- **Given instruction**
Restate the records below word for word, and omit the images they hold.
Start of Records to process
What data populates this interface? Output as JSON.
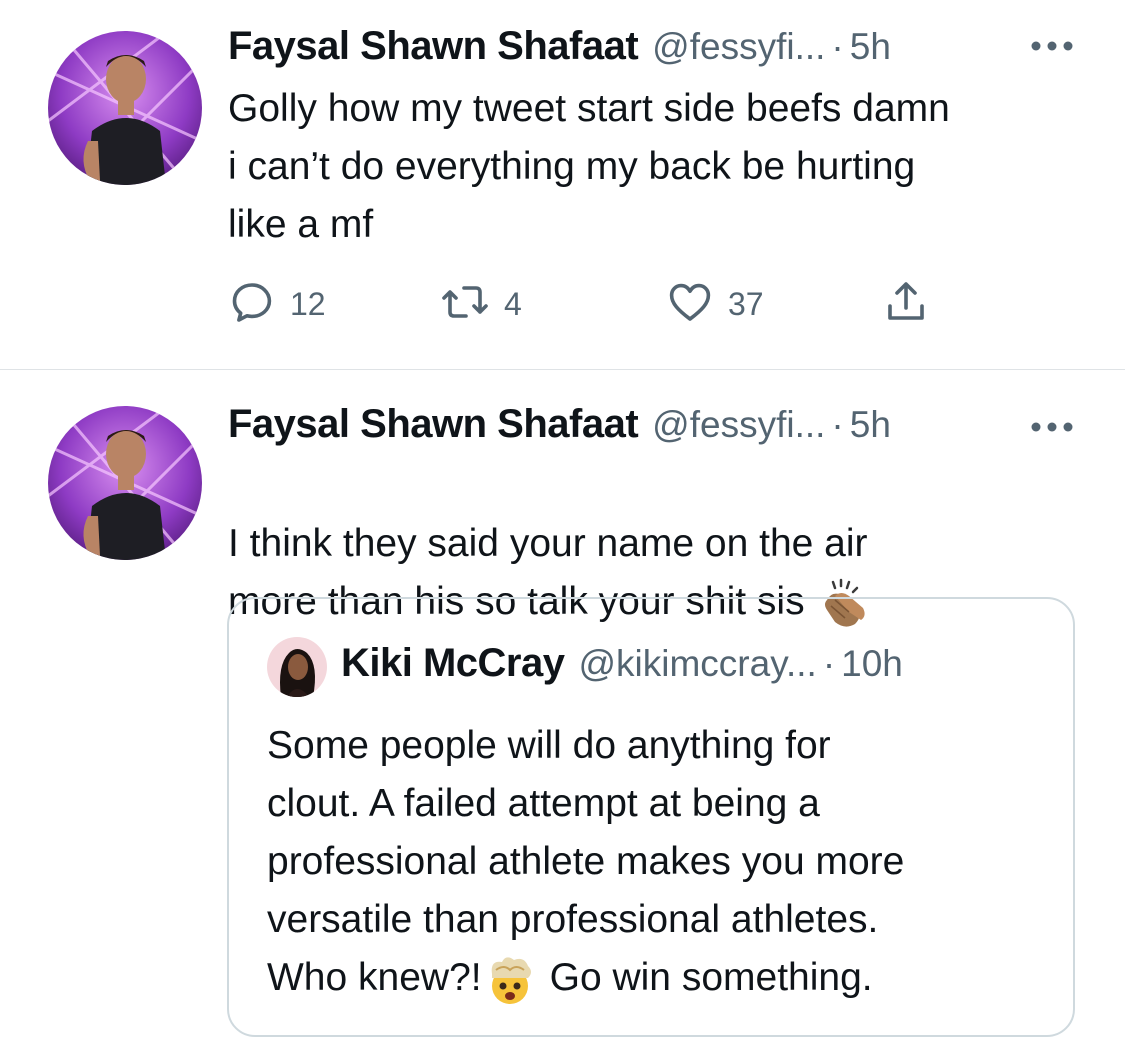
{
  "tweets": [
    {
      "author": "Faysal Shawn Shafaat",
      "handle": "@fessyfi...",
      "separator": "·",
      "time": "5h",
      "text": "Golly how my tweet start side beefs damn\ni can’t do everything my back be hurting\nlike a mf",
      "replies": "12",
      "retweets": "4",
      "likes": "37"
    },
    {
      "author": "Faysal Shawn Shafaat",
      "handle": "@fessyfi...",
      "separator": "·",
      "time": "5h",
      "text_line1": "I think they said your name on the air",
      "text_line2": "more than his so talk your shit sis",
      "emoji": "clapping-hands-medium-skin",
      "quote": {
        "author": "Kiki McCray",
        "handle": "@kikimccray...",
        "separator": "·",
        "time": "10h",
        "lines": [
          "Some people will do anything for",
          "clout. A failed attempt at being a",
          "professional athlete makes you more",
          "versatile than professional athletes."
        ],
        "last_line_a": "Who knew?!",
        "last_line_b": "Go win something.",
        "emoji": "exploding-head"
      }
    }
  ],
  "colors": {
    "text": "#0f1419",
    "secondary": "#536471",
    "border": "#cfd9de",
    "divider": "#dfe3e6"
  }
}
End of Records to process
- **Response to this exercise**
What data populates this interface? Output as JSON.
{
  "tweets": [
    {
      "author": "Faysal Shawn Shafaat",
      "handle": "@fessyfi...",
      "separator": "·",
      "time": "5h",
      "text": "Golly how my tweet start side beefs damn\ni can’t do everything my back be hurting\nlike a mf",
      "replies": "12",
      "retweets": "4",
      "likes": "37"
    },
    {
      "author": "Faysal Shawn Shafaat",
      "handle": "@fessyfi...",
      "separator": "·",
      "time": "5h",
      "text_line1": "I think they said your name on the air",
      "text_line2": "more than his so talk your shit sis",
      "emoji": "clapping-hands-medium-skin",
      "quote": {
        "author": "Kiki McCray",
        "handle": "@kikimccray...",
        "separator": "·",
        "time": "10h",
        "lines": [
          "Some people will do anything for",
          "clout. A failed attempt at being a",
          "professional athlete makes you more",
          "versatile than professional athletes."
        ],
        "last_line_a": "Who knew?!",
        "last_line_b": "Go win something.",
        "emoji": "exploding-head"
      }
    }
  ],
  "colors": {
    "text": "#0f1419",
    "secondary": "#536471",
    "border": "#cfd9de",
    "divider": "#dfe3e6"
  }
}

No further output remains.